**PROBLEM DETAILS**. Print every line of the listing exactly, please.

Stored data:
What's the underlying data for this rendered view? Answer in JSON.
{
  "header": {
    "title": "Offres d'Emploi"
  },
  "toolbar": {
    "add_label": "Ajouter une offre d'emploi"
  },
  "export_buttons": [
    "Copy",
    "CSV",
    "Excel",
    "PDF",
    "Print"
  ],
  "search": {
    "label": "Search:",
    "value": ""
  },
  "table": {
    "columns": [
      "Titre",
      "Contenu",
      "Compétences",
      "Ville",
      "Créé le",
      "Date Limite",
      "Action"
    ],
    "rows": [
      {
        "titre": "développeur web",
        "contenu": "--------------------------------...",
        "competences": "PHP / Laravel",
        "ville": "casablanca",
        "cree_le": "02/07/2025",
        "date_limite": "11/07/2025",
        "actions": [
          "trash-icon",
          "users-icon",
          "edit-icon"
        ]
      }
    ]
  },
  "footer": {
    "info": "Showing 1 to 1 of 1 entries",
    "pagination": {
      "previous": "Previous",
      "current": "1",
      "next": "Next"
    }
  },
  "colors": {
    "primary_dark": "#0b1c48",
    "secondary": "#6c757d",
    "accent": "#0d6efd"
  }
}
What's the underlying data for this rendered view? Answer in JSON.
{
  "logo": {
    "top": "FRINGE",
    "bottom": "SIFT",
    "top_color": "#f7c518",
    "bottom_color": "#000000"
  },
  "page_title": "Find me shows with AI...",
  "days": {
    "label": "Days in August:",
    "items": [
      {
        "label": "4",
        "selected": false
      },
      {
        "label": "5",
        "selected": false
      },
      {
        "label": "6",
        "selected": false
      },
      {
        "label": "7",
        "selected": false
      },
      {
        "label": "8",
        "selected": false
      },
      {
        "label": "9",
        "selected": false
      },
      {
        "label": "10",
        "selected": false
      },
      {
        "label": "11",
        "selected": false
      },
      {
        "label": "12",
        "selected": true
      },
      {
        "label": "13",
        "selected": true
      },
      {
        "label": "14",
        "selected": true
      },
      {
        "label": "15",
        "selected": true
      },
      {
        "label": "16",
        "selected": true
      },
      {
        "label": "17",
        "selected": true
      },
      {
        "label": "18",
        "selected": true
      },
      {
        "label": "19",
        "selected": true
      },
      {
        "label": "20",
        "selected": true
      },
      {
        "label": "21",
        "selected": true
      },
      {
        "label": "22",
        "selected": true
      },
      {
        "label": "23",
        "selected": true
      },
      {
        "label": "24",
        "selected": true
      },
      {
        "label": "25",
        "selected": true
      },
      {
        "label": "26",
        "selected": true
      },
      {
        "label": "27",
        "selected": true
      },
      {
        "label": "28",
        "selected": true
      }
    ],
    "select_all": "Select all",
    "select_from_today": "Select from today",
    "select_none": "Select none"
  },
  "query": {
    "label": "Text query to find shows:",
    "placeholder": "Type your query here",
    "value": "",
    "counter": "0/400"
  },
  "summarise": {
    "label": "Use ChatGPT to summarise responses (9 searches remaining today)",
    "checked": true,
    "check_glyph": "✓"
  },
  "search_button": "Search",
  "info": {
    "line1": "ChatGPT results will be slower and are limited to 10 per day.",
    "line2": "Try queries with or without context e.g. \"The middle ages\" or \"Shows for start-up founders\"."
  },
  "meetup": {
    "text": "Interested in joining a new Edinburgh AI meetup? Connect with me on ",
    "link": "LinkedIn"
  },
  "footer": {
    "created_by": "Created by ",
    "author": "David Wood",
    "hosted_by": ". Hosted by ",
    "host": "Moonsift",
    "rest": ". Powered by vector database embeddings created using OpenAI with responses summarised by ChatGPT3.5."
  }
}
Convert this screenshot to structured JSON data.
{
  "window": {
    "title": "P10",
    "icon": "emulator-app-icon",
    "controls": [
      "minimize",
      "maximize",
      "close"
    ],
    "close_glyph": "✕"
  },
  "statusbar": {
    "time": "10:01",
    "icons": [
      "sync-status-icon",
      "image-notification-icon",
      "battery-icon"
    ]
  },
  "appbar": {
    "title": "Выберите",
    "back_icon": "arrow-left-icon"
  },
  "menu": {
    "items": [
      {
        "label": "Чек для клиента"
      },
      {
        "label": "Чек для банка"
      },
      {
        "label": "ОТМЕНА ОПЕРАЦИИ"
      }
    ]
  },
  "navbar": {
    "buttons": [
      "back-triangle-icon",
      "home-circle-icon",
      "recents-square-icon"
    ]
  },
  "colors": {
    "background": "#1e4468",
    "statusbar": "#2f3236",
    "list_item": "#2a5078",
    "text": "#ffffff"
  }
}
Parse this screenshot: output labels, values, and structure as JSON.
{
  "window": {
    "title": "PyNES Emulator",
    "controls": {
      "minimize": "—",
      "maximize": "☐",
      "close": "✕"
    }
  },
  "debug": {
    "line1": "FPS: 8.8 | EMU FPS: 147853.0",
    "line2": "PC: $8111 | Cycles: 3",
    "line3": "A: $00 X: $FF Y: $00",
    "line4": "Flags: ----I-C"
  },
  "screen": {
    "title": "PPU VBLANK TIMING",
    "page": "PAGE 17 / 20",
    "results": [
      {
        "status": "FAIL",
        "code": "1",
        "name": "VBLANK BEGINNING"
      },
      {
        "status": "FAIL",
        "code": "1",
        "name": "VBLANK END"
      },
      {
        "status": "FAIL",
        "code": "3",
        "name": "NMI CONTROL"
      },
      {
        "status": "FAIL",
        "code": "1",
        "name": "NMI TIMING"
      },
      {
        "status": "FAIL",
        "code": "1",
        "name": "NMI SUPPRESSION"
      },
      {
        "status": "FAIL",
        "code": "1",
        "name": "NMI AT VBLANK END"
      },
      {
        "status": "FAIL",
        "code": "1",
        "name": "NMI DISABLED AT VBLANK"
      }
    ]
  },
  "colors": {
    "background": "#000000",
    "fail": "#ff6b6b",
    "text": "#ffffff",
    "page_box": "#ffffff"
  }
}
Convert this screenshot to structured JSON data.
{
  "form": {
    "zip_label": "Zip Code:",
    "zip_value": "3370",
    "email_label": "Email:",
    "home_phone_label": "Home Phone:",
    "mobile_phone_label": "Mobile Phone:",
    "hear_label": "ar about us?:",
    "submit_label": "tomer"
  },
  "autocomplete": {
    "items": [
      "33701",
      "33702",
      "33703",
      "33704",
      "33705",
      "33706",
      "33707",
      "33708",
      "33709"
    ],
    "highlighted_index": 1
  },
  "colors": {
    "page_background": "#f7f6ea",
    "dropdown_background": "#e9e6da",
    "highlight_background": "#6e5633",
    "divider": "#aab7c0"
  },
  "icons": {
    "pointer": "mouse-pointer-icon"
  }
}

**TASK SOLUTION**.
What's the underlying data for this rendered view? Answer in JSON.
{
  "header": {
    "title": "Offres d'Emploi"
  },
  "toolbar": {
    "add_label": "Ajouter une offre d'emploi"
  },
  "export_buttons": [
    "Copy",
    "CSV",
    "Excel",
    "PDF",
    "Print"
  ],
  "search": {
    "label": "Search:",
    "value": ""
  },
  "table": {
    "columns": [
      "Titre",
      "Contenu",
      "Compétences",
      "Ville",
      "Créé le",
      "Date Limite",
      "Action"
    ],
    "rows": [
      {
        "titre": "développeur web",
        "contenu": "--------------------------------...",
        "competences": "PHP / Laravel",
        "ville": "casablanca",
        "cree_le": "02/07/2025",
        "date_limite": "11/07/2025",
        "actions": [
          "trash-icon",
          "users-icon",
          "edit-icon"
        ]
      }
    ]
  },
  "footer": {
    "info": "Showing 1 to 1 of 1 entries",
    "pagination": {
      "previous": "Previous",
      "current": "1",
      "next": "Next"
    }
  },
  "colors": {
    "primary_dark": "#0b1c48",
    "secondary": "#6c757d",
    "accent": "#0d6efd"
  }
}
What's the underlying data for this rendered view? Answer in JSON.
{
  "logo": {
    "top": "FRINGE",
    "bottom": "SIFT",
    "top_color": "#f7c518",
    "bottom_color": "#000000"
  },
  "page_title": "Find me shows with AI...",
  "days": {
    "label": "Days in August:",
    "items": [
      {
        "label": "4",
        "selected": false
      },
      {
        "label": "5",
        "selected": false
      },
      {
        "label": "6",
        "selected": false
      },
      {
        "label": "7",
        "selected": false
      },
      {
        "label": "8",
        "selected": false
      },
      {
        "label": "9",
        "selected": false
      },
      {
        "label": "10",
        "selected": false
      },
      {
        "label": "11",
        "selected": false
      },
      {
        "label": "12",
        "selected": true
      },
      {
        "label": "13",
        "selected": true
      },
      {
        "label": "14",
        "selected": true
      },
      {
        "label": "15",
        "selected": true
      },
      {
        "label": "16",
        "selected": true
      },
      {
        "label": "17",
        "selected": true
      },
      {
        "label": "18",
        "selected": true
      },
      {
        "label": "19",
        "selected": true
      },
      {
        "label": "20",
        "selected": true
      },
      {
        "label": "21",
        "selected": true
      },
      {
        "label": "22",
        "selected": true
      },
      {
        "label": "23",
        "selected": true
      },
      {
        "label": "24",
        "selected": true
      },
      {
        "label": "25",
        "selected": true
      },
      {
        "label": "26",
        "selected": true
      },
      {
        "label": "27",
        "selected": true
      },
      {
        "label": "28",
        "selected": true
      }
    ],
    "select_all": "Select all",
    "select_from_today": "Select from today",
    "select_none": "Select none"
  },
  "query": {
    "label": "Text query to find shows:",
    "placeholder": "Type your query here",
    "value": "",
    "counter": "0/400"
  },
  "summarise": {
    "label": "Use ChatGPT to summarise responses (9 searches remaining today)",
    "checked": true,
    "check_glyph": "✓"
  },
  "search_button": "Search",
  "info": {
    "line1": "ChatGPT results will be slower and are limited to 10 per day.",
    "line2": "Try queries with or without context e.g. \"The middle ages\" or \"Shows for start-up founders\"."
  },
  "meetup": {
    "text": "Interested in joining a new Edinburgh AI meetup? Connect with me on ",
    "link": "LinkedIn"
  },
  "footer": {
    "created_by": "Created by ",
    "author": "David Wood",
    "hosted_by": ". Hosted by ",
    "host": "Moonsift",
    "rest": ". Powered by vector database embeddings created using OpenAI with responses summarised by ChatGPT3.5."
  }
}
Convert this screenshot to structured JSON data.
{
  "window": {
    "title": "P10",
    "icon": "emulator-app-icon",
    "controls": [
      "minimize",
      "maximize",
      "close"
    ],
    "close_glyph": "✕"
  },
  "statusbar": {
    "time": "10:01",
    "icons": [
      "sync-status-icon",
      "image-notification-icon",
      "battery-icon"
    ]
  },
  "appbar": {
    "title": "Выберите",
    "back_icon": "arrow-left-icon"
  },
  "menu": {
    "items": [
      {
        "label": "Чек для клиента"
      },
      {
        "label": "Чек для банка"
      },
      {
        "label": "ОТМЕНА ОПЕРАЦИИ"
      }
    ]
  },
  "navbar": {
    "buttons": [
      "back-triangle-icon",
      "home-circle-icon",
      "recents-square-icon"
    ]
  },
  "colors": {
    "background": "#1e4468",
    "statusbar": "#2f3236",
    "list_item": "#2a5078",
    "text": "#ffffff"
  }
}
Parse this screenshot: output labels, values, and structure as JSON.
{
  "window": {
    "title": "PyNES Emulator",
    "controls": {
      "minimize": "—",
      "maximize": "☐",
      "close": "✕"
    }
  },
  "debug": {
    "line1": "FPS: 8.8 | EMU FPS: 147853.0",
    "line2": "PC: $8111 | Cycles: 3",
    "line3": "A: $00 X: $FF Y: $00",
    "line4": "Flags: ----I-C"
  },
  "screen": {
    "title": "PPU VBLANK TIMING",
    "page": "PAGE 17 / 20",
    "results": [
      {
        "status": "FAIL",
        "code": "1",
        "name": "VBLANK BEGINNING"
      },
      {
        "status": "FAIL",
        "code": "1",
        "name": "VBLANK END"
      },
      {
        "status": "FAIL",
        "code": "3",
        "name": "NMI CONTROL"
      },
      {
        "status": "FAIL",
        "code": "1",
        "name": "NMI TIMING"
      },
      {
        "status": "FAIL",
        "code": "1",
        "name": "NMI SUPPRESSION"
      },
      {
        "status": "FAIL",
        "code": "1",
        "name": "NMI AT VBLANK END"
      },
      {
        "status": "FAIL",
        "code": "1",
        "name": "NMI DISABLED AT VBLANK"
      }
    ]
  },
  "colors": {
    "background": "#000000",
    "fail": "#ff6b6b",
    "text": "#ffffff",
    "page_box": "#ffffff"
  }
}
Convert this screenshot to structured JSON data.
{
  "form": {
    "zip_label": "Zip Code:",
    "zip_value": "3370",
    "email_label": "Email:",
    "home_phone_label": "Home Phone:",
    "mobile_phone_label": "Mobile Phone:",
    "hear_label": "ar about us?:",
    "submit_label": "tomer"
  },
  "autocomplete": {
    "items": [
      "33701",
      "33702",
      "33703",
      "33704",
      "33705",
      "33706",
      "33707",
      "33708",
      "33709"
    ],
    "highlighted_index": 1
  },
  "colors": {
    "page_background": "#f7f6ea",
    "dropdown_background": "#e9e6da",
    "highlight_background": "#6e5633",
    "divider": "#aab7c0"
  },
  "icons": {
    "pointer": "mouse-pointer-icon"
  }
}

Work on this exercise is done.